EXERCISE REQUIREMENTS — Check every line below for the word "text" and give only the number of lines where it appears.

* Begin RECORDS FOR THIS EXERCISE *

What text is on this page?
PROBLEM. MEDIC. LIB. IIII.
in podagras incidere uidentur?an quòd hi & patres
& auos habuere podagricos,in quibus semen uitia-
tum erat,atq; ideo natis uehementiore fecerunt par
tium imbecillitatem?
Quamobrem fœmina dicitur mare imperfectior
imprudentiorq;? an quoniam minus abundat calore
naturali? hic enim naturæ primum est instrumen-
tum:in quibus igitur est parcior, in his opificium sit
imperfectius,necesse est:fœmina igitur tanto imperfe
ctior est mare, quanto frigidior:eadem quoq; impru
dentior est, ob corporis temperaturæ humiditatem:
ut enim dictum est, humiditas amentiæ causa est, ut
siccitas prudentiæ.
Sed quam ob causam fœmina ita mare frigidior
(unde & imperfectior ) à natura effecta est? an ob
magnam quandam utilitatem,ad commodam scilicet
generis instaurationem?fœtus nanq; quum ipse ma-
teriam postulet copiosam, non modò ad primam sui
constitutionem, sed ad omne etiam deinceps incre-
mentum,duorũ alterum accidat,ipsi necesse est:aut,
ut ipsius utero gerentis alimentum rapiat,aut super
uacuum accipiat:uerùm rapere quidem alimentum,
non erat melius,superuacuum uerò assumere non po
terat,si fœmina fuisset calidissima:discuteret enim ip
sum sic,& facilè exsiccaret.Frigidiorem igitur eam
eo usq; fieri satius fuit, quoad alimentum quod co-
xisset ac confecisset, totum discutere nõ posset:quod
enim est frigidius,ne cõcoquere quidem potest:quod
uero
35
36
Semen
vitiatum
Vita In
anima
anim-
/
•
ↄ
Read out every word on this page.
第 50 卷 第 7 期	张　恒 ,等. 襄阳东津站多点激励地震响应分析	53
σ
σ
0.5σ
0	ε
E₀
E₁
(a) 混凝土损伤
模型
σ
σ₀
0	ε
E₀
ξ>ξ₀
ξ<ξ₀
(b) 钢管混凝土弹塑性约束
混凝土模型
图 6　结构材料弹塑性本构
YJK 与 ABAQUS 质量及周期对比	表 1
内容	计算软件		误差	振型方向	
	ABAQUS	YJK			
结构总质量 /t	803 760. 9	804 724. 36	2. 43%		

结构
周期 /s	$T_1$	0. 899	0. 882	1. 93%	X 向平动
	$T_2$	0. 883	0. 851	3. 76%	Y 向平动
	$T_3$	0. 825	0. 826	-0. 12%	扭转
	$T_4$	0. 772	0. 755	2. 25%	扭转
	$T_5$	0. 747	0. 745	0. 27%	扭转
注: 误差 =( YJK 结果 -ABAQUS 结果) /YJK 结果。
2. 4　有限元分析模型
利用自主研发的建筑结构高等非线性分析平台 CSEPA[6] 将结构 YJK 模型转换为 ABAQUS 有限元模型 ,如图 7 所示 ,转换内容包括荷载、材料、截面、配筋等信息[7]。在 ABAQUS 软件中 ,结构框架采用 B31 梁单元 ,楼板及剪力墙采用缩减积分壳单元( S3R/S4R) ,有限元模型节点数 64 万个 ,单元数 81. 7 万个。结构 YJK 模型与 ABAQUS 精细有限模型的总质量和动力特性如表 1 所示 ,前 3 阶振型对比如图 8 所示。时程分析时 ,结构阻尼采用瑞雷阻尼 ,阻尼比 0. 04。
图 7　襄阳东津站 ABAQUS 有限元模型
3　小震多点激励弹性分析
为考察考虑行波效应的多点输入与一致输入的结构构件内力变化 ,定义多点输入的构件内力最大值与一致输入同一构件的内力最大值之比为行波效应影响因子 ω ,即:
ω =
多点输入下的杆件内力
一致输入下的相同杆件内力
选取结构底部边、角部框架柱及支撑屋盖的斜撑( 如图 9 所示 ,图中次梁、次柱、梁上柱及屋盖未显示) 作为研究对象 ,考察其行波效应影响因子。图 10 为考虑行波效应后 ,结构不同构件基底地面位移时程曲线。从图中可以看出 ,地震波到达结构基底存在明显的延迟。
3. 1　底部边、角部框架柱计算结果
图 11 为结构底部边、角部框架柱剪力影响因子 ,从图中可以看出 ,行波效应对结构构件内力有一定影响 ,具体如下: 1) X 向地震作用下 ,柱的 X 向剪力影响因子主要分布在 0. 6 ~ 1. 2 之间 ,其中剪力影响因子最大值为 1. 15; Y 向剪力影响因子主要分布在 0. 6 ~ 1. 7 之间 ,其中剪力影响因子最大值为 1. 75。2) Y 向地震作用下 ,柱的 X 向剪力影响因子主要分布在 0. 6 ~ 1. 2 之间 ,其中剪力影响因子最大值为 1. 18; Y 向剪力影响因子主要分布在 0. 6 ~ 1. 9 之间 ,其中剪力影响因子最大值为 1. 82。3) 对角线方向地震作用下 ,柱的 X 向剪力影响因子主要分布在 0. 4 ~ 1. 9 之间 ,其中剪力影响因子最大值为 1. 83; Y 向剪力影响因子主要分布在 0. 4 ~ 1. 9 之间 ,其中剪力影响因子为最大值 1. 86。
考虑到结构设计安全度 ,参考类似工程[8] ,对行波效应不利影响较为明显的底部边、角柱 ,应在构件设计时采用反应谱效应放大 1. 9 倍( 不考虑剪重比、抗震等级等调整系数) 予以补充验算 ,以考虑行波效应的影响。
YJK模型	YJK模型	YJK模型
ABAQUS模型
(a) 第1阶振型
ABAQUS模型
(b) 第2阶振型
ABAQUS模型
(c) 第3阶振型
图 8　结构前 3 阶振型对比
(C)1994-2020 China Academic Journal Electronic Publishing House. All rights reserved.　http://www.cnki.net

* End RECORDS FOR THIS EXERCISE *
* Begin RECORDS FOR THIS EXERCISE *

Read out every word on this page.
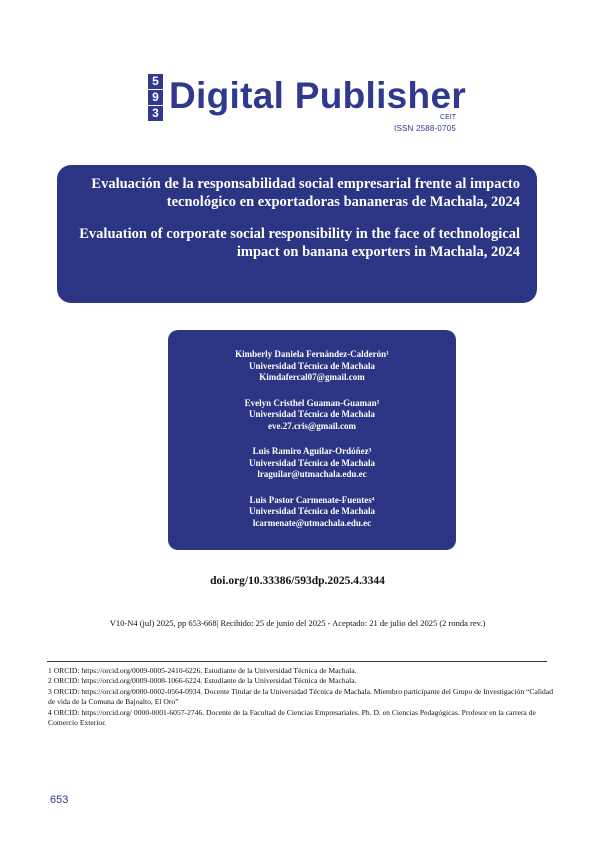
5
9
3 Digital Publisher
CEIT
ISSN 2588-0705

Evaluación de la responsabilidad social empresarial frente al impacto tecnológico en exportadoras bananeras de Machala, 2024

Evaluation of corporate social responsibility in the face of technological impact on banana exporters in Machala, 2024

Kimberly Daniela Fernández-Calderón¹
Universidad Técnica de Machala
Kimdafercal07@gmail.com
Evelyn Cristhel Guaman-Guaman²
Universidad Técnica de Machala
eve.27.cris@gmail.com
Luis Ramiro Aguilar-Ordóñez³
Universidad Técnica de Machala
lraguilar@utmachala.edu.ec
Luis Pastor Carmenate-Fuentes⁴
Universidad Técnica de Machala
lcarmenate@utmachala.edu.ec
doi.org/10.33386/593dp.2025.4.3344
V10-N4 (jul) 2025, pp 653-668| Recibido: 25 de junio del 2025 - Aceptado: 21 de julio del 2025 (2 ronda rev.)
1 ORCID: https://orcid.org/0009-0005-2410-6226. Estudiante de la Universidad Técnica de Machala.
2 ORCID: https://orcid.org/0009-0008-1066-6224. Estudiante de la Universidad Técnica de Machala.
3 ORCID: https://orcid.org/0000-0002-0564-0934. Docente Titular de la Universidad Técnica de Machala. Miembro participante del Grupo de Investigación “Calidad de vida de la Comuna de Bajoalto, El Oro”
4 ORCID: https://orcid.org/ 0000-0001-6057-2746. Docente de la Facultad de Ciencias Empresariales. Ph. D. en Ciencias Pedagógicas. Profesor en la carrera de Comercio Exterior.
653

* End RECORDS FOR THIS EXERCISE *
* Begin RECORDS FOR THIS EXERCISE *

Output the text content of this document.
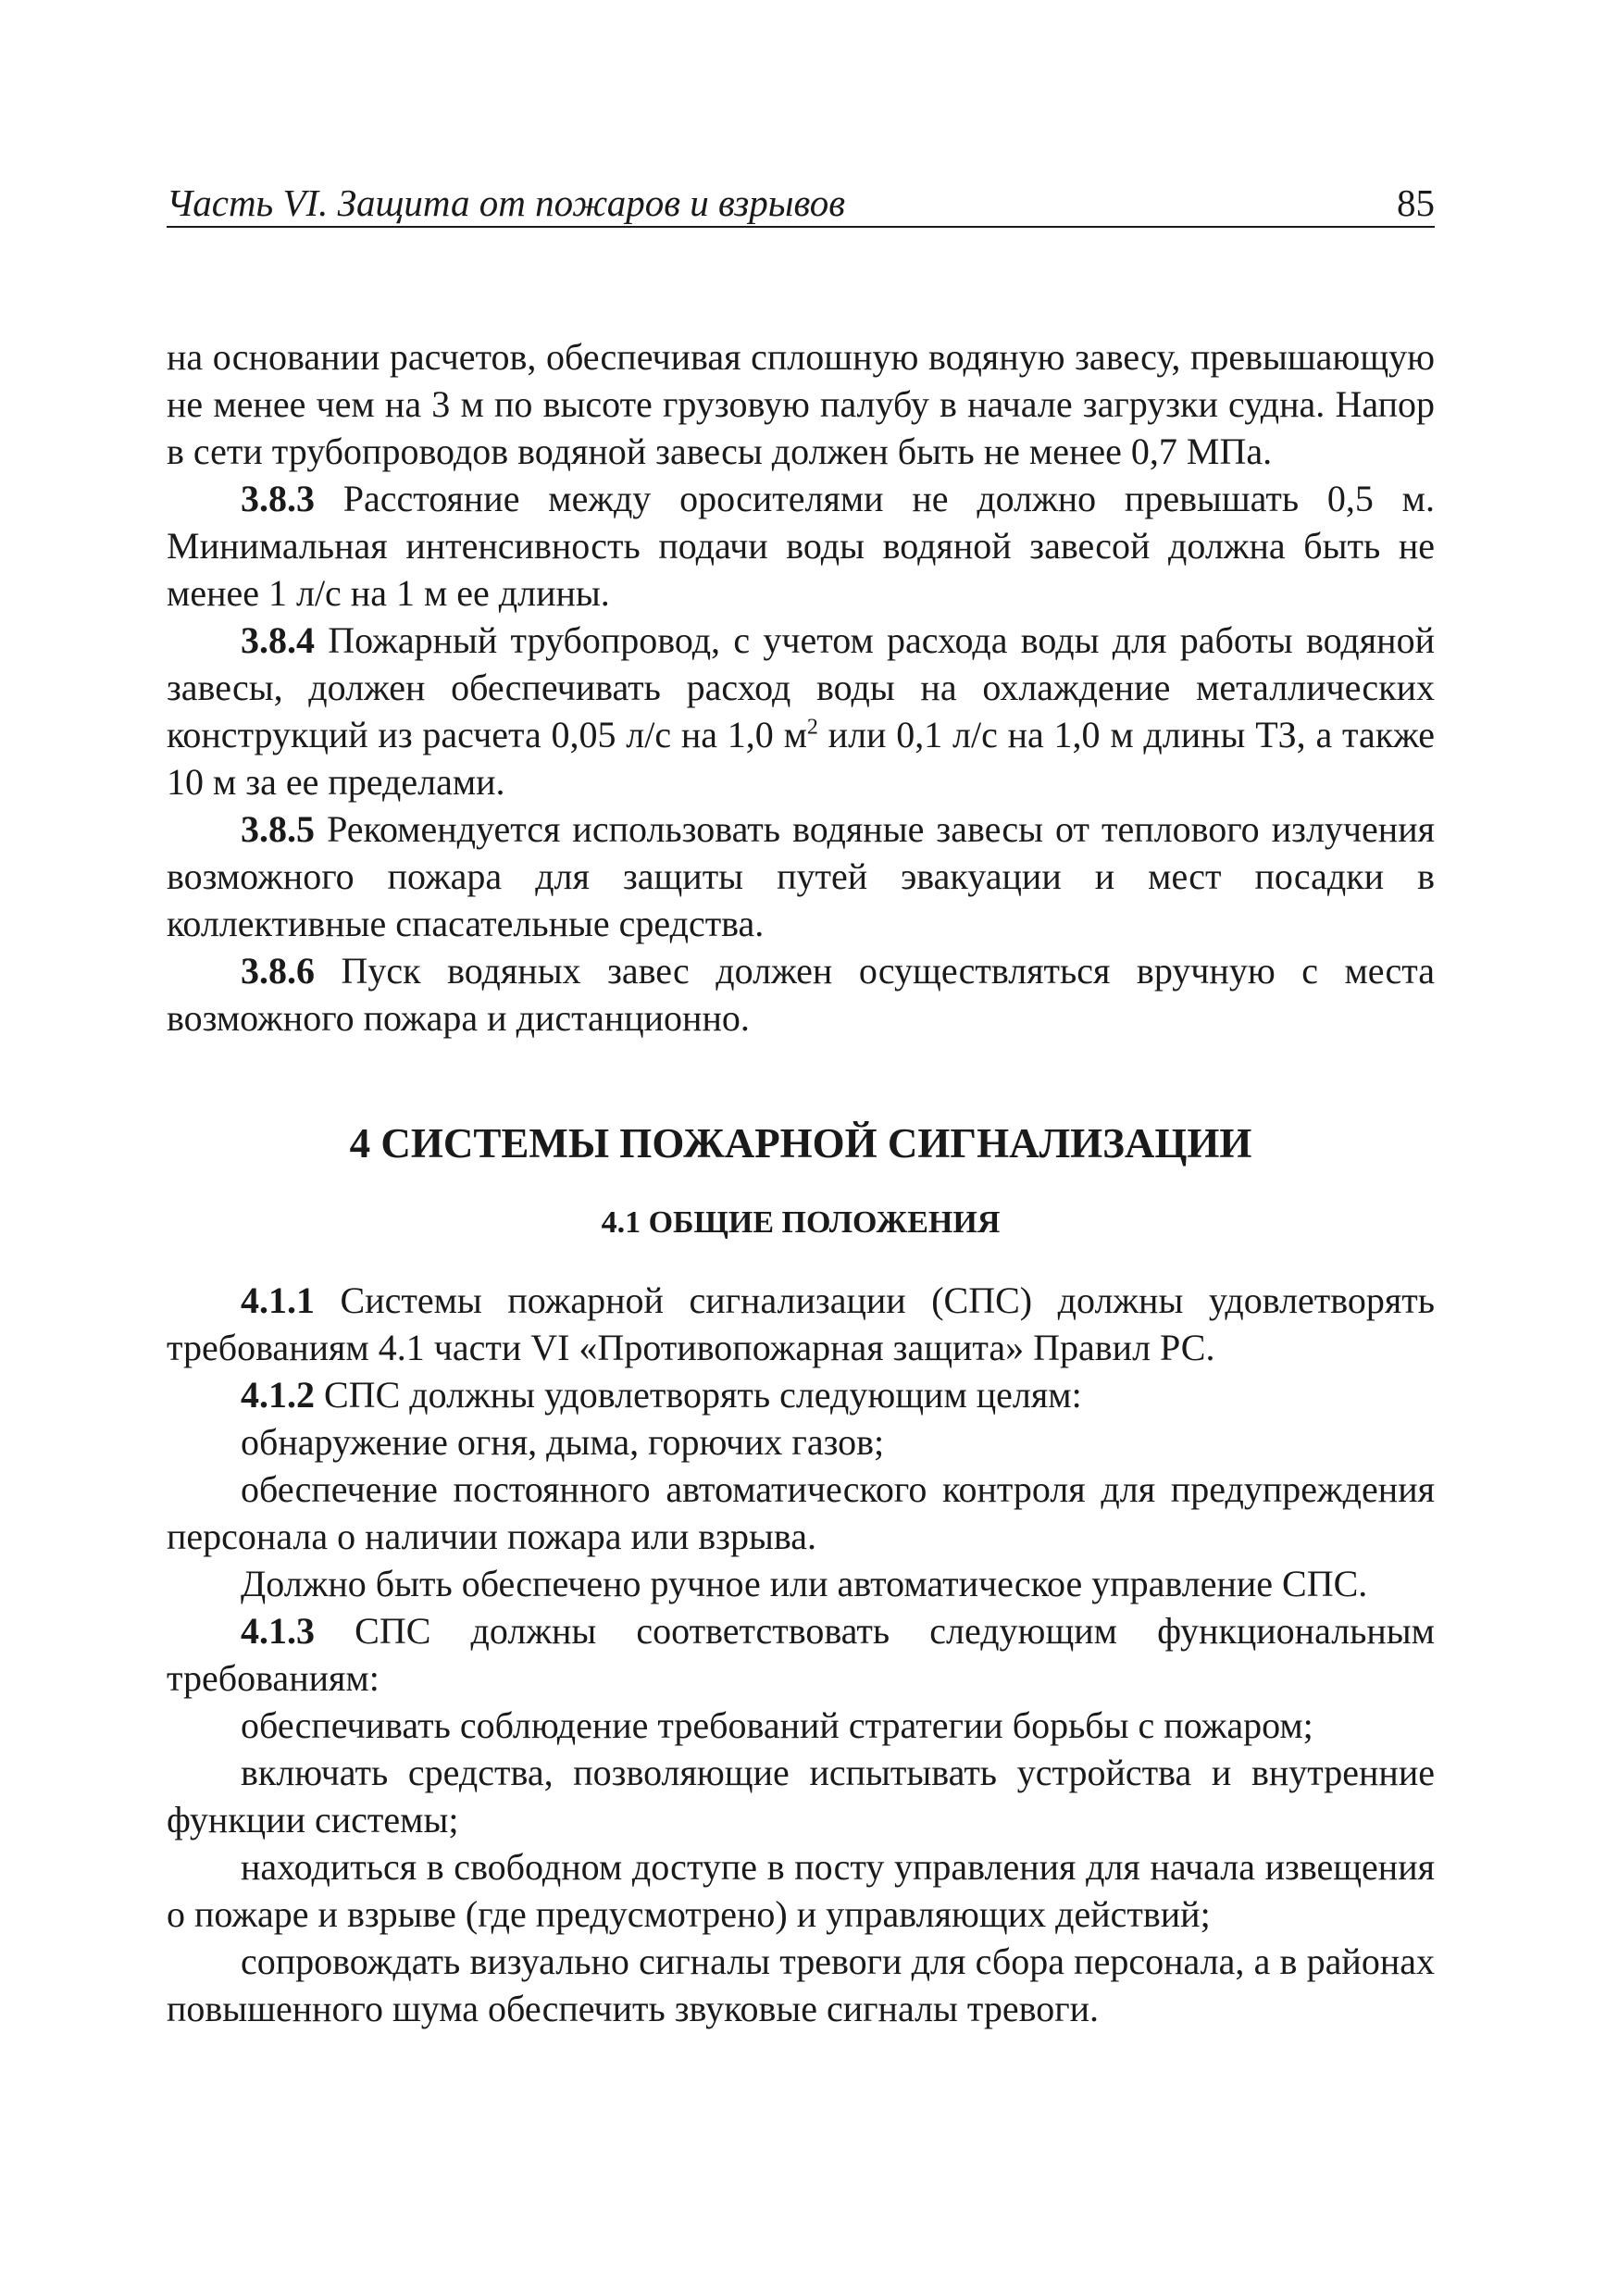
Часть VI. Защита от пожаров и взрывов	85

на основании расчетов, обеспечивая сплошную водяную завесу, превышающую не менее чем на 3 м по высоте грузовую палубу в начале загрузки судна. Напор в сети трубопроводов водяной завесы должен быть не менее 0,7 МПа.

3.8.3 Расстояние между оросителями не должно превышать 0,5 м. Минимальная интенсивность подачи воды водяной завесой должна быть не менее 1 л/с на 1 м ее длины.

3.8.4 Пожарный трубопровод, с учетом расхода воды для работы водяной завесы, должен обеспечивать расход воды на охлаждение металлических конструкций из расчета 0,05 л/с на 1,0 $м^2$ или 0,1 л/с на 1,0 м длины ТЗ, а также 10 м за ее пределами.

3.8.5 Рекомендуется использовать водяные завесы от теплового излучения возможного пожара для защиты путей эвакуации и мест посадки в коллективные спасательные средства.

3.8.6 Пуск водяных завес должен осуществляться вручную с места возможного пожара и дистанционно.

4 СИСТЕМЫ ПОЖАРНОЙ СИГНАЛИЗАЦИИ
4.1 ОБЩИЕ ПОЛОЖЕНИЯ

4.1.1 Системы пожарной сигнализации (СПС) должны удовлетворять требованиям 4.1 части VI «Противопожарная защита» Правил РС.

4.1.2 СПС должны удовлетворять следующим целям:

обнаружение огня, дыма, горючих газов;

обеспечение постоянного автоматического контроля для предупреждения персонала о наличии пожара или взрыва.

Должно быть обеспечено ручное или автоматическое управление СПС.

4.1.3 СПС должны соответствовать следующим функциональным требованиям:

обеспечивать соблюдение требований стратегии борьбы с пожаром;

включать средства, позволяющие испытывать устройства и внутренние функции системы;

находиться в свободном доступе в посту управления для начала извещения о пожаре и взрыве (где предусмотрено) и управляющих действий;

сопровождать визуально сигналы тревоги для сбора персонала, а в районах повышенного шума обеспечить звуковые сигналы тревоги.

* End RECORDS FOR THIS EXERCISE *

FINAL RESULT — 2